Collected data
** start **
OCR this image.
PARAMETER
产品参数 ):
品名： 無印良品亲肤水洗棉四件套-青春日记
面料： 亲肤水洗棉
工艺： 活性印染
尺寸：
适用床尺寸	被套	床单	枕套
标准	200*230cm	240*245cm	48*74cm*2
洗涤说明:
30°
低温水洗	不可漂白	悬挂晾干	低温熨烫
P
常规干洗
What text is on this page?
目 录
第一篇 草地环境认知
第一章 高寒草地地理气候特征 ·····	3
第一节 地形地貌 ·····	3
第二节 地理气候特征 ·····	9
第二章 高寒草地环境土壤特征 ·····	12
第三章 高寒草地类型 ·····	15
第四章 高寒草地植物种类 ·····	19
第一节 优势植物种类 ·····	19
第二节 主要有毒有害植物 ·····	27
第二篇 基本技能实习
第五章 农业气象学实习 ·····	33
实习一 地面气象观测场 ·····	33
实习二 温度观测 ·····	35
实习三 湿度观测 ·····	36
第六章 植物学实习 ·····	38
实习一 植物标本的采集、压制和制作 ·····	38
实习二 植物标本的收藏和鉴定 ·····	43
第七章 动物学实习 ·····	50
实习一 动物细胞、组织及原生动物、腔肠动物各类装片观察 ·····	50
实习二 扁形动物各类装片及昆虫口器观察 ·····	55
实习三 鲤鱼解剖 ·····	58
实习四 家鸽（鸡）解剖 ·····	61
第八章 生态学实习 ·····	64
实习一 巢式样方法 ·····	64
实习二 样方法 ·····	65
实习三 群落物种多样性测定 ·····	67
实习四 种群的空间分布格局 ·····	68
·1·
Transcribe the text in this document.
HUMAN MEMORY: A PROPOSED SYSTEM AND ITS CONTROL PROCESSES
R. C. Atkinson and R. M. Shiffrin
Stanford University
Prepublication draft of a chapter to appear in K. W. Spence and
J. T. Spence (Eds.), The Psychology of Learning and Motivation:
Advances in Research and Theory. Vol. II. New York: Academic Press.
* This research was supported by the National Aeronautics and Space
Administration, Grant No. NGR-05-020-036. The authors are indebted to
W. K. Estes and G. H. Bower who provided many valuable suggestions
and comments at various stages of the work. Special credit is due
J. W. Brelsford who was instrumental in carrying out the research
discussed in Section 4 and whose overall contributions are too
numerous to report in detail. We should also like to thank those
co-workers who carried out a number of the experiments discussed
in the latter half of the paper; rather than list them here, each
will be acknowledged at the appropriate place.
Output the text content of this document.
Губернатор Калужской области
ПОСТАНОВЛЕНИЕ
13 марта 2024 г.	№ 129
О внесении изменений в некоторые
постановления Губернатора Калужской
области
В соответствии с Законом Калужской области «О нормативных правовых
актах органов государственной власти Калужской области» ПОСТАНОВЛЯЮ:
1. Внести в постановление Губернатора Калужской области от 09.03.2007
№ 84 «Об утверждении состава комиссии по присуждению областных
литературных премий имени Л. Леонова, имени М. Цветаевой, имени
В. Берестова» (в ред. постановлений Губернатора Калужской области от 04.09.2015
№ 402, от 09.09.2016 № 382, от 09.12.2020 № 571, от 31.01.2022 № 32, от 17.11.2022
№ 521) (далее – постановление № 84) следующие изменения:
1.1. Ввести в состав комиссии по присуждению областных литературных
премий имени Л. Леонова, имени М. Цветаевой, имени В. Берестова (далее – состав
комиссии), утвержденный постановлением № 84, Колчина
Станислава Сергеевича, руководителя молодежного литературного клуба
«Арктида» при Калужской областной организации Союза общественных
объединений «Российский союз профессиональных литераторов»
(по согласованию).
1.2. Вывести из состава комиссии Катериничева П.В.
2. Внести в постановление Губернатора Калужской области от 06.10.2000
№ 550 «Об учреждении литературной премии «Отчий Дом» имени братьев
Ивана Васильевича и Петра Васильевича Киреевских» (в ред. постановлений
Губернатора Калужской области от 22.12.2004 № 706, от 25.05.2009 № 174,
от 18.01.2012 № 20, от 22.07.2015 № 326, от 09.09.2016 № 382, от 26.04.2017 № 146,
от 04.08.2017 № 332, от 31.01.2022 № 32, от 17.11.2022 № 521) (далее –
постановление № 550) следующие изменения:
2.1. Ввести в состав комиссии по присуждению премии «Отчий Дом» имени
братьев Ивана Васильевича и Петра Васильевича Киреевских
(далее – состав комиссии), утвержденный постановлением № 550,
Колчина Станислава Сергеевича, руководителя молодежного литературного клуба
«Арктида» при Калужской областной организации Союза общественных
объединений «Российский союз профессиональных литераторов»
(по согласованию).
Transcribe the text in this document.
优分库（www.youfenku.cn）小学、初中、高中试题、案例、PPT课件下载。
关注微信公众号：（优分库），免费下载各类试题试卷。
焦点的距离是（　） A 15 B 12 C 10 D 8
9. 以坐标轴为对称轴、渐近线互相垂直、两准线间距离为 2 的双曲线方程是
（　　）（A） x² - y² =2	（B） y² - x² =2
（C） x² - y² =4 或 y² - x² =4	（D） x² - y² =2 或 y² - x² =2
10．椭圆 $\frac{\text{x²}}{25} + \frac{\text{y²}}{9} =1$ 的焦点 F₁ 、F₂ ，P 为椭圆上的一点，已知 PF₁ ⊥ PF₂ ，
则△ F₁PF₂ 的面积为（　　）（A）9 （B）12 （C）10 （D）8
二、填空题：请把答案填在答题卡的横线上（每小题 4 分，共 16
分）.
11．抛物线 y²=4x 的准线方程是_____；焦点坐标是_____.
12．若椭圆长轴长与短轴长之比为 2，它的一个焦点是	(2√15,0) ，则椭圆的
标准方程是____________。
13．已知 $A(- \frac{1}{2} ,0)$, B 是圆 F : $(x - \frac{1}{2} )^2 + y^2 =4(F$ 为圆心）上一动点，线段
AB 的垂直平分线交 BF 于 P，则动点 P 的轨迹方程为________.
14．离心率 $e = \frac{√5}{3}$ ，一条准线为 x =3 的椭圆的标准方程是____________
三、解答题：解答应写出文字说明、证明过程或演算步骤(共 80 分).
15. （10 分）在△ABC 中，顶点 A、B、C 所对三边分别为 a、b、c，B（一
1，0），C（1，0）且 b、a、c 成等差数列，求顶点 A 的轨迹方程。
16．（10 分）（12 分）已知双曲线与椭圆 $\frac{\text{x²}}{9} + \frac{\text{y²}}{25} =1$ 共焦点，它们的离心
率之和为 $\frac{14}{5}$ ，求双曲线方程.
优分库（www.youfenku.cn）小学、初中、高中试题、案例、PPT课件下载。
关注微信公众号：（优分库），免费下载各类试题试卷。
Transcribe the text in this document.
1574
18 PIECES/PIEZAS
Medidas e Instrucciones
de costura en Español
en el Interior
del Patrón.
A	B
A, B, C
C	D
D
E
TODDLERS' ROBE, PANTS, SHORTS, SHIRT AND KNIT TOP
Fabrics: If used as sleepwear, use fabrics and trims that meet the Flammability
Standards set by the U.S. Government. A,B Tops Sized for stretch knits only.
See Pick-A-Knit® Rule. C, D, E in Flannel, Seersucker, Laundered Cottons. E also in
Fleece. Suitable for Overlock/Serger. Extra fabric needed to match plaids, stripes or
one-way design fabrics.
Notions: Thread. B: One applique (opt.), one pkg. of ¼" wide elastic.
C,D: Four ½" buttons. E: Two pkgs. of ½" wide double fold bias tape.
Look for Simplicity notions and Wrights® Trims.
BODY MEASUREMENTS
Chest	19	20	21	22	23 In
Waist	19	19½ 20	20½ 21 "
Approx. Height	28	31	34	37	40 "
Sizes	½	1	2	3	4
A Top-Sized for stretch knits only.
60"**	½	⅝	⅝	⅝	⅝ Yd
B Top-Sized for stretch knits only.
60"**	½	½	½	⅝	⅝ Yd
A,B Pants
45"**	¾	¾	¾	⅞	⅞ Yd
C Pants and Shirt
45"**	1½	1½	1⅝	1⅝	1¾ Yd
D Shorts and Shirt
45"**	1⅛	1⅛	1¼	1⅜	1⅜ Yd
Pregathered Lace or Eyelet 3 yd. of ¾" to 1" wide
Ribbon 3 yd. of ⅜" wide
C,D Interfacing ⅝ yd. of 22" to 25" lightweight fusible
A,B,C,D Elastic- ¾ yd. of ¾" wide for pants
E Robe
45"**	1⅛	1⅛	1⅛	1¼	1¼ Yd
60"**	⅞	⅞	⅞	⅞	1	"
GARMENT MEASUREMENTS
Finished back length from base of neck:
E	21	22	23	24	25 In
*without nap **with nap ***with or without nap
** end **
**What you are asked to do**: Count up every line above that has the word "wide" in it; answer with the number alone.

**Result**: 5